*Instructions to follow*
Copy every line of the data that contains the string "directories".

*Provided records*
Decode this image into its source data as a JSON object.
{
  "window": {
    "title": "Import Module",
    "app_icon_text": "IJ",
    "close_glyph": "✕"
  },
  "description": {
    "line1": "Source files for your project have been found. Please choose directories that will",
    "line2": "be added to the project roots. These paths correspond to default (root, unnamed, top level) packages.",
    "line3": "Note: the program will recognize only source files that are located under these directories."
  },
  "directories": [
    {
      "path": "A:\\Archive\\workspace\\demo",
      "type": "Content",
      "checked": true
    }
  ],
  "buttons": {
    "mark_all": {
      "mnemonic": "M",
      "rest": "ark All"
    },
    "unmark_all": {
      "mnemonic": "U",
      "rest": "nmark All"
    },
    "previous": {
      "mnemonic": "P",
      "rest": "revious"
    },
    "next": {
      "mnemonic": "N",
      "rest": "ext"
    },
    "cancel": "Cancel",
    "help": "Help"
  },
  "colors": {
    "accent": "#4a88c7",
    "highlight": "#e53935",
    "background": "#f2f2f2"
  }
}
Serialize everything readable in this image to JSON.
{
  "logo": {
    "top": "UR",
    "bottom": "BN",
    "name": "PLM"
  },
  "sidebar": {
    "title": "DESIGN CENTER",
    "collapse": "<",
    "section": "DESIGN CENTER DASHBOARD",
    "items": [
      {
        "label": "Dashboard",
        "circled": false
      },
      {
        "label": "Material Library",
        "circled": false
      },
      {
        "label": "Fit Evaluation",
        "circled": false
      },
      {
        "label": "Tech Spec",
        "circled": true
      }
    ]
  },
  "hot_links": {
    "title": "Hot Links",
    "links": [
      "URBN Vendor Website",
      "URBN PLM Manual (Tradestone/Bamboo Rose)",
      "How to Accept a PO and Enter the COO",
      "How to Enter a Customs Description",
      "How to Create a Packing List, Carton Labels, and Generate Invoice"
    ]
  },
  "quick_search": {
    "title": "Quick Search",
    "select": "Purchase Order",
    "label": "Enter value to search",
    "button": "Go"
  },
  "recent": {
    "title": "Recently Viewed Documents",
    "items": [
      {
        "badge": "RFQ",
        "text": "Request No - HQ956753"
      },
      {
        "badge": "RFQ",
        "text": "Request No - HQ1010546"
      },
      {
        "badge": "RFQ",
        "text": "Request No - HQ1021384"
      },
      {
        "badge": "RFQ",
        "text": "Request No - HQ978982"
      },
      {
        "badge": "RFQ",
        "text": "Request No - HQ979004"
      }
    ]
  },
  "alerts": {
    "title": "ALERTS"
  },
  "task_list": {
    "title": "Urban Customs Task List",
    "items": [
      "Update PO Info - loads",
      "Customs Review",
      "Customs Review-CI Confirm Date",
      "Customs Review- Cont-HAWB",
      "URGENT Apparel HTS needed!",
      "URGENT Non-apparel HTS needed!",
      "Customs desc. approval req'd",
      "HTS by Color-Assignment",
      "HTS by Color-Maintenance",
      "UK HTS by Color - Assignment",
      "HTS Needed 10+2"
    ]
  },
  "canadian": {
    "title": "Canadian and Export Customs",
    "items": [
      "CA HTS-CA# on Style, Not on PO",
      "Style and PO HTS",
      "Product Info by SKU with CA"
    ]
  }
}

*Full output*
    "line1": "Source files for your project have been found. Please choose directories that will",
    "line3": "Note: the program will recognize only source files that are located under these directories."
  "directories": [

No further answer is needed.